In some embodiments, the anterior signal, or the visual signal provided prior to the target pace signal (e.g., the green light), includes an activation of the light source before the target pace time period at one or more colors different from the target pace color. For example, the anterior signal is provided during a proximal anterior time period 602 extending before the target pace time period and a distal anterior time period 604 extending before the proximal anterior time period 602. The light source 300 is configured to be illuminated at a proximal anterior color different from the target pace color, such as yellow, during the proximal anterior time period 602 and at a distal anterior color different from the target pace color and the proximal anterior color, such as red, during the distal anterior time period 604.

In the illustrated embodiment, the distal anterior time period 604, the proximal anterior time period 602 and the target pace time period 600 are contiguous to each other and each one of the periods has a length of about one second. The distal anterior time period 604 therefore starts at about 43.5 seconds from the beginning of the pacing cycle and ends at about 44.5 seconds, while the proximal anterior time period 602 starts at about 44.5 seconds from the beginning of the pacing cycle and ends at about 45.5 seconds.

Similarly, the posterior signal, or the visual signal provided after the target pace signal (e.g., the green light), includes an activation of the light source after the target pace time period 600 at one or more colors different from the target pace color. Specifically, the anterior signal is provided during a proximal posterior time period 606 extending after the target pace time period and a distal posterior time period 608 extending after the proximal anterior time period. The light source 300 is configured to be illuminated at a proximal posterior color different from the target pace color, such as yellow or blue, during the proximal posterior time period 606 and at a distal posterior color different from the target pace color and the proximal posterior color, such as red or white, during the distal posterior time period 608.

In the illustrated embodiment, the target pace time period 600, the proximal posterior time period 606 and the distal posterior time period 608 are contiguous to each other and each one of the periods has a length of about one second. The proximal posterior time period 606 therefore starts at about 46.5 seconds from the beginning of the pacing cycle and ends at about 47.5 seconds, while the distal posterior time period 608 starts at about 47.5 seconds from the beginning of the pacing cycle and ends at about 48.5 seconds.

*Exercise objective*. Write the next part of the pacing light signal passage above, starting after its final sentence.

*Record extracts*.
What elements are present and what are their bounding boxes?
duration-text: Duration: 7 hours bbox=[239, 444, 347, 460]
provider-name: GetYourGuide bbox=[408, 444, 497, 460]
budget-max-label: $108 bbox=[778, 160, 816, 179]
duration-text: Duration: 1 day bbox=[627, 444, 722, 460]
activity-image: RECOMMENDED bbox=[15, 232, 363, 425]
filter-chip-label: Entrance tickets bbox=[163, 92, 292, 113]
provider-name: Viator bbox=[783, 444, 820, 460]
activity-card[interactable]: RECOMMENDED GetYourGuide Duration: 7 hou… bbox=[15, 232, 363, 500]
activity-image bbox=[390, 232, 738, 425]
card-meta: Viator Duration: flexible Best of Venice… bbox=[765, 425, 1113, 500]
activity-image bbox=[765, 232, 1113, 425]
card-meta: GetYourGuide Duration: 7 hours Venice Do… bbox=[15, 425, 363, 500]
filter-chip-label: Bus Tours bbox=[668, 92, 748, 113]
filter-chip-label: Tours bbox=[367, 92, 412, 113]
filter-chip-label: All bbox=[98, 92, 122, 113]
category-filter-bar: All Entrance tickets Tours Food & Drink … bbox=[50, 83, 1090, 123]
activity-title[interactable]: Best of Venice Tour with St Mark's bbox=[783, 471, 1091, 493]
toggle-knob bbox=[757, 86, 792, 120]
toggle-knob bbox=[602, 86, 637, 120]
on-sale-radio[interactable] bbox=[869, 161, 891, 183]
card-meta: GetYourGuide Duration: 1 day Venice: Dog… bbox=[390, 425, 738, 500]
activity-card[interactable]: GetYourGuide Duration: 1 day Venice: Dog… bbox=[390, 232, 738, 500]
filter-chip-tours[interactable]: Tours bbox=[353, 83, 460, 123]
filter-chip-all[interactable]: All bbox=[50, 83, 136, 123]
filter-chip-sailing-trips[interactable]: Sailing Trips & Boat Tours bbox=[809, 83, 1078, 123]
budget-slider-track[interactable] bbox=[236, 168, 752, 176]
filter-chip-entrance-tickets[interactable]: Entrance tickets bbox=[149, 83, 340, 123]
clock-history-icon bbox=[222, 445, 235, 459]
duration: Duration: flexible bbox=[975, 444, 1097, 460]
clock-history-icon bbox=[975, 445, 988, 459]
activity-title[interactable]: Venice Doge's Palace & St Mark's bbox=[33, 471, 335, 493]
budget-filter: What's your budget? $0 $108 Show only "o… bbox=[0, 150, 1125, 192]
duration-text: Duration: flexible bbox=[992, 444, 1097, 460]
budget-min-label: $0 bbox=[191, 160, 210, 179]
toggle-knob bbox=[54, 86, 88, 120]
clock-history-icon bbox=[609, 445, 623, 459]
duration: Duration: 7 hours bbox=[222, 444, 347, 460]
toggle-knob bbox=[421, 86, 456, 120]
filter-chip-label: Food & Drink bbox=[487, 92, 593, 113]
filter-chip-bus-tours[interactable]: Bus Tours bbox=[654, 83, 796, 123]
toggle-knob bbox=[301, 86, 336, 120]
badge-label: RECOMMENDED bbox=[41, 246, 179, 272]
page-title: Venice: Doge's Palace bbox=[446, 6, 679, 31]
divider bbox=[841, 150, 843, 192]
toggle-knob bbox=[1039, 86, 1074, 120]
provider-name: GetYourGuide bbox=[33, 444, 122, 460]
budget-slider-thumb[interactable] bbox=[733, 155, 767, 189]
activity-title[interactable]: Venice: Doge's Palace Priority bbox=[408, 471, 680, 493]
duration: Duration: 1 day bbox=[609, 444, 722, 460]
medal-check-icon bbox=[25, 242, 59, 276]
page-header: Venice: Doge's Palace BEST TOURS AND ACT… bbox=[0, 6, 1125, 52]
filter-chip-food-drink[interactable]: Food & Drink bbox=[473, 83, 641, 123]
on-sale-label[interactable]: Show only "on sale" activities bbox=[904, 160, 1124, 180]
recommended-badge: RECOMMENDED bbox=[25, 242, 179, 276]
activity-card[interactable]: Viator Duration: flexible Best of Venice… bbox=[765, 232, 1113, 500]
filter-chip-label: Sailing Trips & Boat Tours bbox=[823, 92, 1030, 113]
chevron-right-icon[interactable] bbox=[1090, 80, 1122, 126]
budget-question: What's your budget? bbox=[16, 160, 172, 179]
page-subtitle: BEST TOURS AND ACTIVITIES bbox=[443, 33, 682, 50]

*Final answer*.
In this embodiment, when the swimmer approaches the first pool edge 52 from the second pool edge 54, the swimmer will first see the visual indicator 200 emit red light, thereby providing a signal to the swimmer indicating that 43.5 seconds have elapsed since the beginning of the pacing cycle. The swimmer will then see the visual indicator 200 emit yellow light, thereby providing to the swimmer a signal indicating that 44.5 seconds have elapsed since the beginning of the pacing cycle, and finally emit green light, thereby providing to the swimmer a signal indicating that 45.5 seconds have elapsed since the beginning of the pacing cycle. In this embodiment, the swimmer can adjust his/her swimming speed to avoid touching the first pool edge 52 and/or turning to swim in the opposite direction while the visual indicator 200 emits a light having a color other than green, which correspond to the distal and proximal anterior time periods, and to touch the first pool edge 52 and/or turn to swim in the opposite direction when the visual indicator 200 emits green light.

Before touching the first pool edge 52 and/or turning, the swimmer may further see the indicator 200 emit yellow (or blue) light after emitting green light, thereby providing to the swimmer a signal indicating that 46.5 seconds have elapsed since the beginning of the pacing cycle, and may even see indicator 200 emit red (or white) light after emitting yellow (or blue) light, thereby providing to the swimmer a signal indicating that 47.5 seconds have elapsed since the beginning of the pacing cycle. In this case, the swimmer may want to increase his/her speed slightly on the following lap to catch up to the pace on the next pacing cycle.

In one embodiment, the controller 400 may be selectively configured in one of a plurality of operating modes, each operating mode corresponding to a certain illumination pattern of the light source. More specifically, the controller 400 can be configurable in a continuous mode corresponding to the above-described illumination pattern. In the continuous mode, the swimming pacing system 100 is configured to keep repeating successive pacing cycles until the swimming pacing system 100 is deactivated by the swimmer.

The controller 400 may further be configurable in a distance mode in which the controller provides to the swimmer a lap number indication corresponding to a number of laps performed by the swimmer since the activation of the swimming pacing system 100. In this distance mode, the swimmer may input a desired number of laps to be performed at a predetermined pace, for example, sixteen (16) laps, into the controller. When activated, the swimming pacing system 100 can operate similar to the continuous mode during the first seven (7) laps. At the eighth lap, the swimming pacing system 100 is illuminated in the successive time periods described above using the corresponding colors of each time period as in the continuous mode, except that instead of being illuminated continuously in each time period, the light source 300 flashes repeatedly (e.g., blinks) during each time period. This provides an indication that the swimmer is currently swimming the eighth lap, e.g., that the swimmer is substantially halfway through the desired number of laps. In one embodiment, the light source 300 may also blink in this manner during the penultimate lap, e.g., the fifteenth lap in this case, to provide an indication to the swimmer that a single lap remains before the desired number of laps to be performed are completed. In one embodiment, the swimming pacing system 100 may then be automatically deactivated once the desired number of laps has been completed.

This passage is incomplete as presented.